* _WORK TO DO_
Collect all lines below with the string "this".

* _RECORDS TO PROCESS_
•••••

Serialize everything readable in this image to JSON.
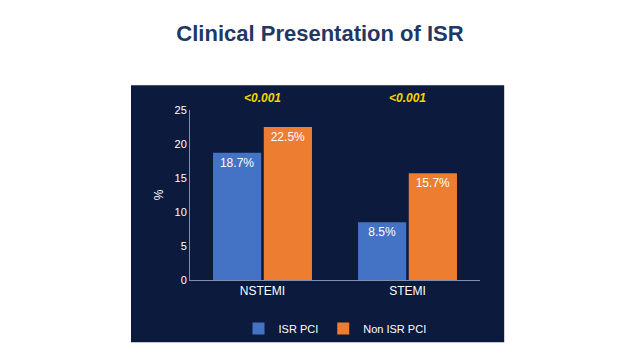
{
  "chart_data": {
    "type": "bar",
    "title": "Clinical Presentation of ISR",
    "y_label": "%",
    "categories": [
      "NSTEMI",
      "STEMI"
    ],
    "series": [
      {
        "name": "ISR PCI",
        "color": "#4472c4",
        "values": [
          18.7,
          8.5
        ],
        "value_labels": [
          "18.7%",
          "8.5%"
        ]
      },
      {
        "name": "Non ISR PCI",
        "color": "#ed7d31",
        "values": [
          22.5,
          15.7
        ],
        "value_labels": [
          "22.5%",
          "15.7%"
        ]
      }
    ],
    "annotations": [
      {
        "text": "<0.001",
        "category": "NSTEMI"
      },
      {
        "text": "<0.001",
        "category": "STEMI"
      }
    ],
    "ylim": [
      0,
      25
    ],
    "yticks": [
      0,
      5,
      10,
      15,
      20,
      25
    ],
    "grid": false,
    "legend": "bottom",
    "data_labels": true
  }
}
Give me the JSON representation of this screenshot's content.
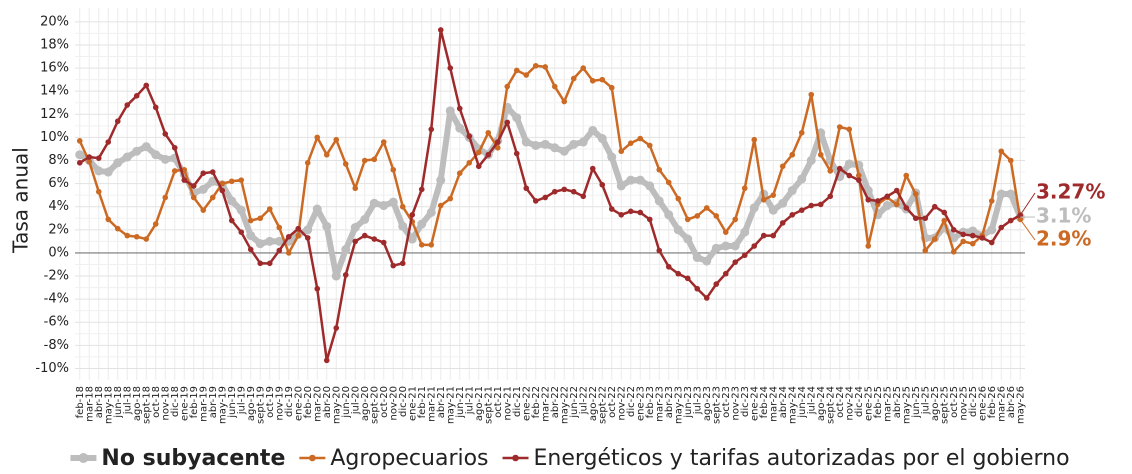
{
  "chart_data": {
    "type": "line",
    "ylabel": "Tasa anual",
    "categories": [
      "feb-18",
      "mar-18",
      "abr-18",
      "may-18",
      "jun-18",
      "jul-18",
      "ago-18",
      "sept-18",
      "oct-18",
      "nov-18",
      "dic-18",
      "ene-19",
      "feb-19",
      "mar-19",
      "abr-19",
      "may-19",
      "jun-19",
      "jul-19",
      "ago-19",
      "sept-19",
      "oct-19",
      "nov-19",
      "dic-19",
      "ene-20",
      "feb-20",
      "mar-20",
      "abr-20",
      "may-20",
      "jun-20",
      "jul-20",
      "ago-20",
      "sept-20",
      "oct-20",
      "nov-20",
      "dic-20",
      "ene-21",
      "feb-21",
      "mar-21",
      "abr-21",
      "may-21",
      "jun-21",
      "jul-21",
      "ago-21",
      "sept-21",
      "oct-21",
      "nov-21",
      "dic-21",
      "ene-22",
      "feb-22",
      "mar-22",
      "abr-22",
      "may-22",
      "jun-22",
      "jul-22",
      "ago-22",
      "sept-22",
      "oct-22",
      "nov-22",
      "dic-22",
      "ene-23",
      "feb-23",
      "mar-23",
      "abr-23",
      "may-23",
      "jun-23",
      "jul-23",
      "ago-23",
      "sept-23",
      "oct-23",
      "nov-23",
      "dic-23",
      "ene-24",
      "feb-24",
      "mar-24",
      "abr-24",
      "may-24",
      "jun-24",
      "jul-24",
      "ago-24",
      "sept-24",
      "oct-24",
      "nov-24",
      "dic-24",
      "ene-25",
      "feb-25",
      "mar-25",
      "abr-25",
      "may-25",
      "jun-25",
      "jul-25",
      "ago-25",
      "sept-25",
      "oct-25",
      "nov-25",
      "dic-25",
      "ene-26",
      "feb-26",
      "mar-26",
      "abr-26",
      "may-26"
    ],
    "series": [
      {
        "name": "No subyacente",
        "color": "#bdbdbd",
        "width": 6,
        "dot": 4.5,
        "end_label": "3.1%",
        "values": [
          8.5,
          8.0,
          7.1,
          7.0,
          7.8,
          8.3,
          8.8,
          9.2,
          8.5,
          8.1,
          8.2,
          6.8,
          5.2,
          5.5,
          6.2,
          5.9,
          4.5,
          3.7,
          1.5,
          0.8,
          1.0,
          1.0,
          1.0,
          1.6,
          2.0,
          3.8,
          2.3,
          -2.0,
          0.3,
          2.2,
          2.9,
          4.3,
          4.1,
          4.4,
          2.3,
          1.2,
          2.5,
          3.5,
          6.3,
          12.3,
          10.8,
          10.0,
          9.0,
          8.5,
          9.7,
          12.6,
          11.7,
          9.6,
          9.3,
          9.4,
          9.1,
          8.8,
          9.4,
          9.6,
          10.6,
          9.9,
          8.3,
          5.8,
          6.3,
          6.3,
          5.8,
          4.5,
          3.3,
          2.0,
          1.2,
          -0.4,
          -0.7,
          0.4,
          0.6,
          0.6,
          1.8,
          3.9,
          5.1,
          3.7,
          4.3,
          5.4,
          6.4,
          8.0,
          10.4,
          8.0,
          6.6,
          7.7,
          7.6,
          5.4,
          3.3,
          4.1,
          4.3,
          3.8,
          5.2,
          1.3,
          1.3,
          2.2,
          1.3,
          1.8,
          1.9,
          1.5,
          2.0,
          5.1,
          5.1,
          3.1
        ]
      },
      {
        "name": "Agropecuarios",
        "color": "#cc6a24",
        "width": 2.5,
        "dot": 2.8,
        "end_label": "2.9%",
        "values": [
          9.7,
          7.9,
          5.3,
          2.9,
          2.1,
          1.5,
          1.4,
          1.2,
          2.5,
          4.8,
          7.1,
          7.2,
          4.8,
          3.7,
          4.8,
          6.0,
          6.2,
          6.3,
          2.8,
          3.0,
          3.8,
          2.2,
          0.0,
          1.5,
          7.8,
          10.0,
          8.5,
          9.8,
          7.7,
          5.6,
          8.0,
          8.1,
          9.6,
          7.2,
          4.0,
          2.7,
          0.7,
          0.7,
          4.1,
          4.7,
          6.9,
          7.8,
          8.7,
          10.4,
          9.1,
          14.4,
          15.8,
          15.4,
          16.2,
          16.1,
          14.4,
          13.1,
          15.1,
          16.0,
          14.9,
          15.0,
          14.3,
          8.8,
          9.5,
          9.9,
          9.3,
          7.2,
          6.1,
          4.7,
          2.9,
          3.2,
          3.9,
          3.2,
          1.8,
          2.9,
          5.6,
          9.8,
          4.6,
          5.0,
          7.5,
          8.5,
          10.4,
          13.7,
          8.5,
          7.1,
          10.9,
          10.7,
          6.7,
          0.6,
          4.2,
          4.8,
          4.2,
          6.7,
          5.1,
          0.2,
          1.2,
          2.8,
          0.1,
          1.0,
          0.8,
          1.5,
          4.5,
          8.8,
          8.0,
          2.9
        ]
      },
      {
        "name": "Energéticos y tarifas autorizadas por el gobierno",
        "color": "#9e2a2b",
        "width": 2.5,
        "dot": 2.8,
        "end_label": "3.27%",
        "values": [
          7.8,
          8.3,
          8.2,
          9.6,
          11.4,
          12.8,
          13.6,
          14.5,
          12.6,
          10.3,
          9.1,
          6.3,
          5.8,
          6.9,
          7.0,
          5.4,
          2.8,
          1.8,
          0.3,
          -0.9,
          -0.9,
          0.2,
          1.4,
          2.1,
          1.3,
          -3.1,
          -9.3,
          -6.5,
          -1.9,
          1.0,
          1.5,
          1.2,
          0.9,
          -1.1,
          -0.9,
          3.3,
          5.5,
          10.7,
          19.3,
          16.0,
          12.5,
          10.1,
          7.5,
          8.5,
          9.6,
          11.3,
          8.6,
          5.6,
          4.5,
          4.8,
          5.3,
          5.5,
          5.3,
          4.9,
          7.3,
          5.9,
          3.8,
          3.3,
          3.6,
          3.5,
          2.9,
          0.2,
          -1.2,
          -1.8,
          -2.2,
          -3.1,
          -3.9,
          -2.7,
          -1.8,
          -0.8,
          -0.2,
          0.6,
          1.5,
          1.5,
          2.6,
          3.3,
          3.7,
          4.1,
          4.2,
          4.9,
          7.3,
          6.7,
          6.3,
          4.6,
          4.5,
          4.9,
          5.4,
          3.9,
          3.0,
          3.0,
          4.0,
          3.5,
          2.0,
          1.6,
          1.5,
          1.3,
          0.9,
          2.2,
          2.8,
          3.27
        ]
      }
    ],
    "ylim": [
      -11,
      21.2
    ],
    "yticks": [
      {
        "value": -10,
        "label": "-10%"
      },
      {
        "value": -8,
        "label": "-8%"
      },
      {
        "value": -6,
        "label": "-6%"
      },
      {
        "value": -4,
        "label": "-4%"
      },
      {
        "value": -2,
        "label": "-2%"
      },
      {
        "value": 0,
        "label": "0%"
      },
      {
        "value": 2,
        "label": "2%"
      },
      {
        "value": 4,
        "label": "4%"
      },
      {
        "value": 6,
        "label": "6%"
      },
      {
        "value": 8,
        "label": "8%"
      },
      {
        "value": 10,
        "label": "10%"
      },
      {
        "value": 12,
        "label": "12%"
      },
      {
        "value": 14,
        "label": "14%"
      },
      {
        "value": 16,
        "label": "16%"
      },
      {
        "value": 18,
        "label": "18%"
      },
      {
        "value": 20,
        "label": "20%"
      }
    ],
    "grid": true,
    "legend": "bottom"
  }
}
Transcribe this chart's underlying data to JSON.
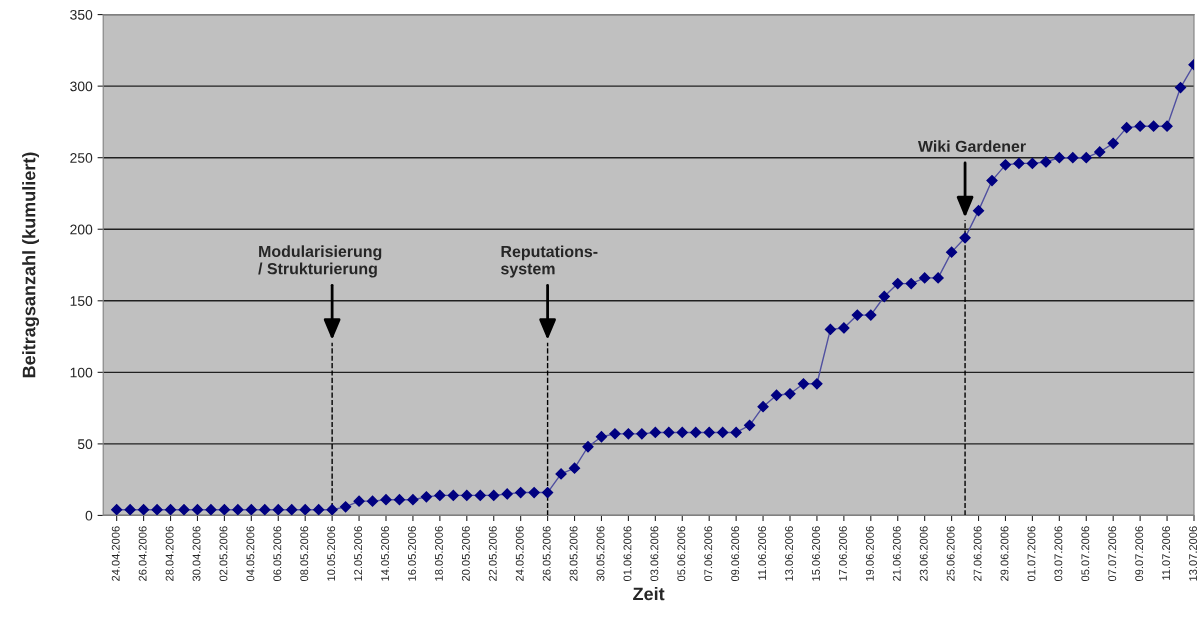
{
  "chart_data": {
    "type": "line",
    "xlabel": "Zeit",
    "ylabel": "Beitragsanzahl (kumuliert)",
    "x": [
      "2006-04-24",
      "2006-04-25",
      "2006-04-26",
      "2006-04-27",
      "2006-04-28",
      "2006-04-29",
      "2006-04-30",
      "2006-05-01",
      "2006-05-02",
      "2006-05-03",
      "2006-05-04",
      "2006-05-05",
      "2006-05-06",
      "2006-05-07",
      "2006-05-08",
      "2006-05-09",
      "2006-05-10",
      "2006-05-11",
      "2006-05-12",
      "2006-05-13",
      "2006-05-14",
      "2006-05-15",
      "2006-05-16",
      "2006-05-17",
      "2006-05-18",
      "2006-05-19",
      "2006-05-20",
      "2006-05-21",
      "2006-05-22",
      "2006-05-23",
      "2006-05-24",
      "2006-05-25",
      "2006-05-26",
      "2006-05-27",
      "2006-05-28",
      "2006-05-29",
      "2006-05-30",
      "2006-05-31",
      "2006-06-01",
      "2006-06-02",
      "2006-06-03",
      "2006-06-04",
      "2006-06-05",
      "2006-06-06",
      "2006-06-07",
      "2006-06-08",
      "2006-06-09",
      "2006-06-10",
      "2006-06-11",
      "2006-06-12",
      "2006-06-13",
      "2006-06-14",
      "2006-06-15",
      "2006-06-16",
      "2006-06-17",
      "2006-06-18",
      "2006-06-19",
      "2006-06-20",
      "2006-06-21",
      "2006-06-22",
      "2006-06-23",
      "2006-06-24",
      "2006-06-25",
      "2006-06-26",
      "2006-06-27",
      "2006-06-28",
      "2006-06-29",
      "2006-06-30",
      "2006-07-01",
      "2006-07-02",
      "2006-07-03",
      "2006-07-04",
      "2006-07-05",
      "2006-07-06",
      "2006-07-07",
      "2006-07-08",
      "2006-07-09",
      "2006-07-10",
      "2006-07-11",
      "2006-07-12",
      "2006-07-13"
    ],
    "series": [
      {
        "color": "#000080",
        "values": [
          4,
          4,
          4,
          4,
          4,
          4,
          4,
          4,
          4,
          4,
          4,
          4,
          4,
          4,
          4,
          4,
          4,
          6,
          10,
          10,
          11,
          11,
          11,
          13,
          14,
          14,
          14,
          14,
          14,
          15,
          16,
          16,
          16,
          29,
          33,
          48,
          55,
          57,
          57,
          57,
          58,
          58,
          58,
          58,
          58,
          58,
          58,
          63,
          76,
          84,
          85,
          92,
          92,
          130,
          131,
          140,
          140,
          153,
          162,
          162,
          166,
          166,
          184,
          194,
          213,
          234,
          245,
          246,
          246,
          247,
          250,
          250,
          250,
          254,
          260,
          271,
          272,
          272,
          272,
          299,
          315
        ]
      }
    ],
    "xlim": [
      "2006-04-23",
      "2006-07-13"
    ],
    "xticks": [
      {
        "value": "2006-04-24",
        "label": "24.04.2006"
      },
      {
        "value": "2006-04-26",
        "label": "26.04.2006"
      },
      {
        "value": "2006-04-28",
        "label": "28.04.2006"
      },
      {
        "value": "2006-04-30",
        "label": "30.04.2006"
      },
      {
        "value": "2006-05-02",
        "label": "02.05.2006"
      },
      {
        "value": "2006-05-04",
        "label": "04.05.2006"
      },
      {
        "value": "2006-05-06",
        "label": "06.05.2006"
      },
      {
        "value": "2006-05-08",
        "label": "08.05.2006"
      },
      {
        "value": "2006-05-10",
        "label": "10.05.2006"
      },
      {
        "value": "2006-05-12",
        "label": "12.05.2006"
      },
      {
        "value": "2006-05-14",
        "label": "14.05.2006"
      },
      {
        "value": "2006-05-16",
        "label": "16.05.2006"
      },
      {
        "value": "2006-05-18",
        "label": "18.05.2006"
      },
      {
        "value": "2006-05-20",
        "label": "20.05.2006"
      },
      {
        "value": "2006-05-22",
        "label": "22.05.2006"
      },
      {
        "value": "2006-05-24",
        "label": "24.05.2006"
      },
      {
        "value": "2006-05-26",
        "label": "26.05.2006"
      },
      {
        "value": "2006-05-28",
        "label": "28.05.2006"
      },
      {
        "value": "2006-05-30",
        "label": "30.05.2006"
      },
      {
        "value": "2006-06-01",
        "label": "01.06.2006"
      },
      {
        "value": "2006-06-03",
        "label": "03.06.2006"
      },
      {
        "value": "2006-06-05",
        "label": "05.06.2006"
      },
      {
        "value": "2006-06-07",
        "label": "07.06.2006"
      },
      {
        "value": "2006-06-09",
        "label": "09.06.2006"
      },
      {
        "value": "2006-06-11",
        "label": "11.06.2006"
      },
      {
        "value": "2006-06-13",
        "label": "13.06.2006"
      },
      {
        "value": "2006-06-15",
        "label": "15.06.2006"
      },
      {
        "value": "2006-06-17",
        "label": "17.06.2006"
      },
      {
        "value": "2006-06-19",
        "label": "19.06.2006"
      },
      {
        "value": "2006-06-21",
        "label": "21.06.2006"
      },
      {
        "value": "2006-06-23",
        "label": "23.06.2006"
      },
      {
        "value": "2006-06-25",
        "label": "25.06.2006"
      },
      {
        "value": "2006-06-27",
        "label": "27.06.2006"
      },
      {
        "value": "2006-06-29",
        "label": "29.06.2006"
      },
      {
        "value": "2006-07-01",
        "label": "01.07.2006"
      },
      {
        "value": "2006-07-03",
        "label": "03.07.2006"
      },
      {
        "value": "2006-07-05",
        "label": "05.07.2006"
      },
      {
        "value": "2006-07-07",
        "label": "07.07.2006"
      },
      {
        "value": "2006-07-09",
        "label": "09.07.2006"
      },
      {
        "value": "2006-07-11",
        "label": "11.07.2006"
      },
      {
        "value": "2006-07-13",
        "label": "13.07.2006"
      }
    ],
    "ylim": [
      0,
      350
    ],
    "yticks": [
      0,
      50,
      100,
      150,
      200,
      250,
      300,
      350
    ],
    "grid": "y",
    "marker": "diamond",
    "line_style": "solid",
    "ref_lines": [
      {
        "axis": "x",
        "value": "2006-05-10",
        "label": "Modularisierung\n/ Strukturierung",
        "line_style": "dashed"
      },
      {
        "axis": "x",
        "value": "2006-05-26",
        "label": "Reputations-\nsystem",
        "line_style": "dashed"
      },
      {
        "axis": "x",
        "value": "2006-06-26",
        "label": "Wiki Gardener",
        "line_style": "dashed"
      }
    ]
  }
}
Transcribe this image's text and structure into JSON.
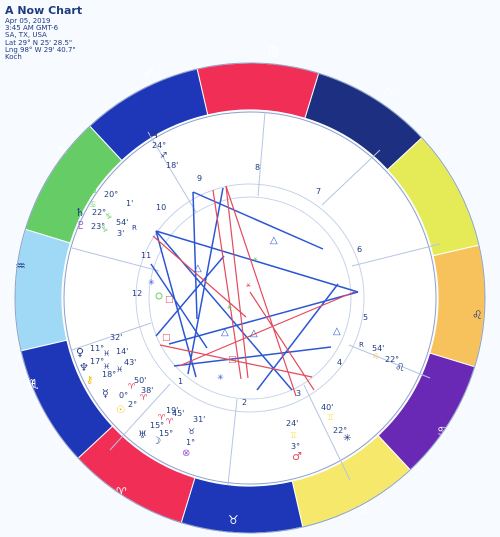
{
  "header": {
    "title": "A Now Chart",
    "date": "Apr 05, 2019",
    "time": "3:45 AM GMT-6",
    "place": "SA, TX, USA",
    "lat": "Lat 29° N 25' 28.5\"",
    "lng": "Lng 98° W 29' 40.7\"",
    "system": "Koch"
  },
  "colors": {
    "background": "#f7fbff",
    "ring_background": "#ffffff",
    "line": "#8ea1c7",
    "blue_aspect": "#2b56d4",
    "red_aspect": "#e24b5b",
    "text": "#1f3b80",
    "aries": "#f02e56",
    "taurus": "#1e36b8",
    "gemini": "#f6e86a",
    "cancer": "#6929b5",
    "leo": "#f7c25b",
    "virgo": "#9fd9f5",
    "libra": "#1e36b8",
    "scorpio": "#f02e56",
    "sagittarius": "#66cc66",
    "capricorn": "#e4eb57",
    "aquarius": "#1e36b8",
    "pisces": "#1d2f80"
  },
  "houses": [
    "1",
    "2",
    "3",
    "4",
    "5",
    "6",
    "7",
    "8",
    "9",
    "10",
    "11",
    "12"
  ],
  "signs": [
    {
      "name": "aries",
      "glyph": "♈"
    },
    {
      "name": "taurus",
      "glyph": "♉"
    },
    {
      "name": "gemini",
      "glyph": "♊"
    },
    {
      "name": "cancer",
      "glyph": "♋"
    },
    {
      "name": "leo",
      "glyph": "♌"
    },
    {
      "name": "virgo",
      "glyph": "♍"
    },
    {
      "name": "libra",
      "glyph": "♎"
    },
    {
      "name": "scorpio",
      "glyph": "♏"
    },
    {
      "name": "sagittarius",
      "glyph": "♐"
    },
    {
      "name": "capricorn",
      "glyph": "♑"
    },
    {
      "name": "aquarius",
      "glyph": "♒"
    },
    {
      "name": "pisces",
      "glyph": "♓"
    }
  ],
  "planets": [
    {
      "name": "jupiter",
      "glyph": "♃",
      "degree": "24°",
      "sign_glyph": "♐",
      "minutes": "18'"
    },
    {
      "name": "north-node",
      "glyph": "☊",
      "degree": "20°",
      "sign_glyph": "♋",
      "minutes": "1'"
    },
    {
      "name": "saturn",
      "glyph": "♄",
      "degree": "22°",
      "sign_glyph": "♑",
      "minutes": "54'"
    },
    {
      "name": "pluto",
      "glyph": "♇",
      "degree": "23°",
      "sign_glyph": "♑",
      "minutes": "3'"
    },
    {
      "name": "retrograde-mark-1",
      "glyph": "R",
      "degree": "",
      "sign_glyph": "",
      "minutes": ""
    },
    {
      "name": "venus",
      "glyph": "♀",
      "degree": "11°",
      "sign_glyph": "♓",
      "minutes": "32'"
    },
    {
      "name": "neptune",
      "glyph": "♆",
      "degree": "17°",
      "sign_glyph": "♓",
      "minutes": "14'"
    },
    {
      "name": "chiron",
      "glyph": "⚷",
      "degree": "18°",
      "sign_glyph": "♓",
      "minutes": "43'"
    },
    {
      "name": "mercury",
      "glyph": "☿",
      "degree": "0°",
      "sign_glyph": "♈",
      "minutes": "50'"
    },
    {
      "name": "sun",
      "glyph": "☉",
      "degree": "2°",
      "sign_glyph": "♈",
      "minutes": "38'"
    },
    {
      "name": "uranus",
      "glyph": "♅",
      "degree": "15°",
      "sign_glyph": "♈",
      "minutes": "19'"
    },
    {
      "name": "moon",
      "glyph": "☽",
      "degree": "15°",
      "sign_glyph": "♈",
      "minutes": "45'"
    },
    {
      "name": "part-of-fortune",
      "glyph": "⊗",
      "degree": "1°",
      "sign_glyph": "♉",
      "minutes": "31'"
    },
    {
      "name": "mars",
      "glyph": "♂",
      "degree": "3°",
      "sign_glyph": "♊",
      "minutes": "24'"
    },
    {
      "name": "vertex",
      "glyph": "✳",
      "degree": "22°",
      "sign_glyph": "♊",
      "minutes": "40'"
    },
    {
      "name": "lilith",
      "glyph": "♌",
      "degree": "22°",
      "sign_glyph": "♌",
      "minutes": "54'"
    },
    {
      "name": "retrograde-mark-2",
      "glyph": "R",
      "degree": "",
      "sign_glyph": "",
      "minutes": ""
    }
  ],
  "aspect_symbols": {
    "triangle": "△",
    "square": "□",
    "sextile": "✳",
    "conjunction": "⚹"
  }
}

•••••

* _REPLY TO THE TASK_
Serialize everything readable in this image to JSON.
Give me the JSON representation of this screenshot's content.
Transcribe this chart's underlying data to JSON.
Transcribe this image's text and structure into JSON.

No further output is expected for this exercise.